(Items)
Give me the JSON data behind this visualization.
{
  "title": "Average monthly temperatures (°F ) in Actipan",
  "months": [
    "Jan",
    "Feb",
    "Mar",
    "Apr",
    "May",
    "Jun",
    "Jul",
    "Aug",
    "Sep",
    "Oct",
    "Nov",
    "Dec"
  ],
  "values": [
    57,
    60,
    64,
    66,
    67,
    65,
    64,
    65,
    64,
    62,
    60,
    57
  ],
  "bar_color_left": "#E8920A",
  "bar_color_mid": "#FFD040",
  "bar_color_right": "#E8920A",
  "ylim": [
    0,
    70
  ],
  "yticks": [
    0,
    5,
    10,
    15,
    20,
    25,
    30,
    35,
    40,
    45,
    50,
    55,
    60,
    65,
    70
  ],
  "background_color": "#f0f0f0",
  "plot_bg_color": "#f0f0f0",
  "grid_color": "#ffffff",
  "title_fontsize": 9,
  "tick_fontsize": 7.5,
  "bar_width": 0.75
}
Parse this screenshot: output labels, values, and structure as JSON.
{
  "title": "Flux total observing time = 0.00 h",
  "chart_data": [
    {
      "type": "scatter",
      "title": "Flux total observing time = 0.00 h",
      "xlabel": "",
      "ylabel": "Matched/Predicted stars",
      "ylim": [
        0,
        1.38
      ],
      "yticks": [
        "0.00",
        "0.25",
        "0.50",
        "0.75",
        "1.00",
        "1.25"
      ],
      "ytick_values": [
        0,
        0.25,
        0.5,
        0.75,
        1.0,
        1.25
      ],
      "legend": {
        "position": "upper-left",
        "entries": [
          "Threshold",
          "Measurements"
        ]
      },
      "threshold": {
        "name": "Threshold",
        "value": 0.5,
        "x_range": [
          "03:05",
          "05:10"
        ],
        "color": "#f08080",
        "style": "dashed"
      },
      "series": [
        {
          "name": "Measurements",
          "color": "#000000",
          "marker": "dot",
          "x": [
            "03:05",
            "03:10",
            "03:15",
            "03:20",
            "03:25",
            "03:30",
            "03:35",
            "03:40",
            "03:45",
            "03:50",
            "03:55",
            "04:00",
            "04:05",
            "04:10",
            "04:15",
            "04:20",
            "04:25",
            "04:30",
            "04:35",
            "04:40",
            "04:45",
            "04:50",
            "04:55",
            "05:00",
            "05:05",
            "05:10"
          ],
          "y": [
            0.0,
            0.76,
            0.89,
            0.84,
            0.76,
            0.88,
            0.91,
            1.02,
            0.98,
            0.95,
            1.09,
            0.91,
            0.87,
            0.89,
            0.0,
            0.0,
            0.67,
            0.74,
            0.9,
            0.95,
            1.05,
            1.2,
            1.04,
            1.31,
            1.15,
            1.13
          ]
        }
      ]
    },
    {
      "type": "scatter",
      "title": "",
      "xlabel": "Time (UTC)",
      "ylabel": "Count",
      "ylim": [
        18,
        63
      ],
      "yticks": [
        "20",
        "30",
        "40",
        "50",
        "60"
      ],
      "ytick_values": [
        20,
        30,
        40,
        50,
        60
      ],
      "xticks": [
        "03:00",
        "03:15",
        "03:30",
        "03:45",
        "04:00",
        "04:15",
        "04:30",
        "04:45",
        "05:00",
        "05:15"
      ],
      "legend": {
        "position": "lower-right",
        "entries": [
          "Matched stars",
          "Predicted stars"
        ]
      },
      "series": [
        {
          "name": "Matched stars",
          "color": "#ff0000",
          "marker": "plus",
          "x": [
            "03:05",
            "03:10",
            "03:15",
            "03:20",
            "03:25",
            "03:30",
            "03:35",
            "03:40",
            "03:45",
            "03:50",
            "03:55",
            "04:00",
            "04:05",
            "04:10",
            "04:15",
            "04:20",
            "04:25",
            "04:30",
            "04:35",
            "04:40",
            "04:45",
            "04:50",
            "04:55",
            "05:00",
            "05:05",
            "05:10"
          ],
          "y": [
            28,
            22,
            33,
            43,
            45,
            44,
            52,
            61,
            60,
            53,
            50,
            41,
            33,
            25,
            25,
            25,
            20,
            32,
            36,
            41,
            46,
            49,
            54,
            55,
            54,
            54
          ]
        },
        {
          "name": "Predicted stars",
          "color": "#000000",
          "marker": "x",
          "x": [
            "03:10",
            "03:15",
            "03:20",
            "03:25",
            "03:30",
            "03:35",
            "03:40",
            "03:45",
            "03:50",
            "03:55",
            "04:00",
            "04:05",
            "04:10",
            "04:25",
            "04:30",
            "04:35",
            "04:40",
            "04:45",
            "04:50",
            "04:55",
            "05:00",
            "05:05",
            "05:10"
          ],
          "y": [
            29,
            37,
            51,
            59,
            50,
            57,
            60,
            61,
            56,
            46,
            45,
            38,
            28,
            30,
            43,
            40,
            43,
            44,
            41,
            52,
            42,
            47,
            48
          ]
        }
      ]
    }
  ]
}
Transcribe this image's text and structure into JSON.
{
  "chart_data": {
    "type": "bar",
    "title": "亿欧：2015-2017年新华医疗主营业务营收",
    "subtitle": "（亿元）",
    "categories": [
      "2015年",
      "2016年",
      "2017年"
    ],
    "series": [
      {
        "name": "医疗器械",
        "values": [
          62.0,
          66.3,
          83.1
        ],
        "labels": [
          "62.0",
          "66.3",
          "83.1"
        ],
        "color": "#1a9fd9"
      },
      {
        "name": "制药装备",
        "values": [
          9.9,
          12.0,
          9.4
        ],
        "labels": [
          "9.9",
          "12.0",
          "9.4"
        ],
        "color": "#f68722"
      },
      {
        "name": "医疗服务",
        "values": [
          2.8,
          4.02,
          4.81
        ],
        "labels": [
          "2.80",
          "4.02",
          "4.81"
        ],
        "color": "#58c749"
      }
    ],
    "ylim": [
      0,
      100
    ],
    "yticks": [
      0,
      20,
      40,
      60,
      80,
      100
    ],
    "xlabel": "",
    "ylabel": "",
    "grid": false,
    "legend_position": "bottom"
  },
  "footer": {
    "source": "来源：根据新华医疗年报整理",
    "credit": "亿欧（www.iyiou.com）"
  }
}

(Objective)
Word for word, write out the data.

(Solution below)
Give me the JSON data behind this visualization.
{
  "title": "Average monthly temperatures (°F ) in Actipan",
  "months": [
    "Jan",
    "Feb",
    "Mar",
    "Apr",
    "May",
    "Jun",
    "Jul",
    "Aug",
    "Sep",
    "Oct",
    "Nov",
    "Dec"
  ],
  "values": [
    57,
    60,
    64,
    66,
    67,
    65,
    64,
    65,
    64,
    62,
    60,
    57
  ],
  "bar_color_left": "#E8920A",
  "bar_color_mid": "#FFD040",
  "bar_color_right": "#E8920A",
  "ylim": [
    0,
    70
  ],
  "yticks": [
    0,
    5,
    10,
    15,
    20,
    25,
    30,
    35,
    40,
    45,
    50,
    55,
    60,
    65,
    70
  ],
  "background_color": "#f0f0f0",
  "plot_bg_color": "#f0f0f0",
  "grid_color": "#ffffff",
  "title_fontsize": 9,
  "tick_fontsize": 7.5,
  "bar_width": 0.75
}
Parse this screenshot: output labels, values, and structure as JSON.
{
  "title": "Flux total observing time = 0.00 h",
  "chart_data": [
    {
      "type": "scatter",
      "title": "Flux total observing time = 0.00 h",
      "xlabel": "",
      "ylabel": "Matched/Predicted stars",
      "ylim": [
        0,
        1.38
      ],
      "yticks": [
        "0.00",
        "0.25",
        "0.50",
        "0.75",
        "1.00",
        "1.25"
      ],
      "ytick_values": [
        0,
        0.25,
        0.5,
        0.75,
        1.0,
        1.25
      ],
      "legend": {
        "position": "upper-left",
        "entries": [
          "Threshold",
          "Measurements"
        ]
      },
      "threshold": {
        "name": "Threshold",
        "value": 0.5,
        "x_range": [
          "03:05",
          "05:10"
        ],
        "color": "#f08080",
        "style": "dashed"
      },
      "series": [
        {
          "name": "Measurements",
          "color": "#000000",
          "marker": "dot",
          "x": [
            "03:05",
            "03:10",
            "03:15",
            "03:20",
            "03:25",
            "03:30",
            "03:35",
            "03:40",
            "03:45",
            "03:50",
            "03:55",
            "04:00",
            "04:05",
            "04:10",
            "04:15",
            "04:20",
            "04:25",
            "04:30",
            "04:35",
            "04:40",
            "04:45",
            "04:50",
            "04:55",
            "05:00",
            "05:05",
            "05:10"
          ],
          "y": [
            0.0,
            0.76,
            0.89,
            0.84,
            0.76,
            0.88,
            0.91,
            1.02,
            0.98,
            0.95,
            1.09,
            0.91,
            0.87,
            0.89,
            0.0,
            0.0,
            0.67,
            0.74,
            0.9,
            0.95,
            1.05,
            1.2,
            1.04,
            1.31,
            1.15,
            1.13
          ]
        }
      ]
    },
    {
      "type": "scatter",
      "title": "",
      "xlabel": "Time (UTC)",
      "ylabel": "Count",
      "ylim": [
        18,
        63
      ],
      "yticks": [
        "20",
        "30",
        "40",
        "50",
        "60"
      ],
      "ytick_values": [
        20,
        30,
        40,
        50,
        60
      ],
      "xticks": [
        "03:00",
        "03:15",
        "03:30",
        "03:45",
        "04:00",
        "04:15",
        "04:30",
        "04:45",
        "05:00",
        "05:15"
      ],
      "legend": {
        "position": "lower-right",
        "entries": [
          "Matched stars",
          "Predicted stars"
        ]
      },
      "series": [
        {
          "name": "Matched stars",
          "color": "#ff0000",
          "marker": "plus",
          "x": [
            "03:05",
            "03:10",
            "03:15",
            "03:20",
            "03:25",
            "03:30",
            "03:35",
            "03:40",
            "03:45",
            "03:50",
            "03:55",
            "04:00",
            "04:05",
            "04:10",
            "04:15",
            "04:20",
            "04:25",
            "04:30",
            "04:35",
            "04:40",
            "04:45",
            "04:50",
            "04:55",
            "05:00",
            "05:05",
            "05:10"
          ],
          "y": [
            28,
            22,
            33,
            43,
            45,
            44,
            52,
            61,
            60,
            53,
            50,
            41,
            33,
            25,
            25,
            25,
            20,
            32,
            36,
            41,
            46,
            49,
            54,
            55,
            54,
            54
          ]
        },
        {
          "name": "Predicted stars",
          "color": "#000000",
          "marker": "x",
          "x": [
            "03:10",
            "03:15",
            "03:20",
            "03:25",
            "03:30",
            "03:35",
            "03:40",
            "03:45",
            "03:50",
            "03:55",
            "04:00",
            "04:05",
            "04:10",
            "04:25",
            "04:30",
            "04:35",
            "04:40",
            "04:45",
            "04:50",
            "04:55",
            "05:00",
            "05:05",
            "05:10"
          ],
          "y": [
            29,
            37,
            51,
            59,
            50,
            57,
            60,
            61,
            56,
            46,
            45,
            38,
            28,
            30,
            43,
            40,
            43,
            44,
            41,
            52,
            42,
            47,
            48
          ]
        }
      ]
    }
  ]
}
Transcribe this image's text and structure into JSON.
{
  "chart_data": {
    "type": "bar",
    "title": "亿欧：2015-2017年新华医疗主营业务营收",
    "subtitle": "（亿元）",
    "categories": [
      "2015年",
      "2016年",
      "2017年"
    ],
    "series": [
      {
        "name": "医疗器械",
        "values": [
          62.0,
          66.3,
          83.1
        ],
        "labels": [
          "62.0",
          "66.3",
          "83.1"
        ],
        "color": "#1a9fd9"
      },
      {
        "name": "制药装备",
        "values": [
          9.9,
          12.0,
          9.4
        ],
        "labels": [
          "9.9",
          "12.0",
          "9.4"
        ],
        "color": "#f68722"
      },
      {
        "name": "医疗服务",
        "values": [
          2.8,
          4.02,
          4.81
        ],
        "labels": [
          "2.80",
          "4.02",
          "4.81"
        ],
        "color": "#58c749"
      }
    ],
    "ylim": [
      0,
      100
    ],
    "yticks": [
      0,
      20,
      40,
      60,
      80,
      100
    ],
    "xlabel": "",
    "ylabel": "",
    "grid": false,
    "legend_position": "bottom"
  },
  "footer": {
    "source": "来源：根据新华医疗年报整理",
    "credit": "亿欧（www.iyiou.com）"
  }
}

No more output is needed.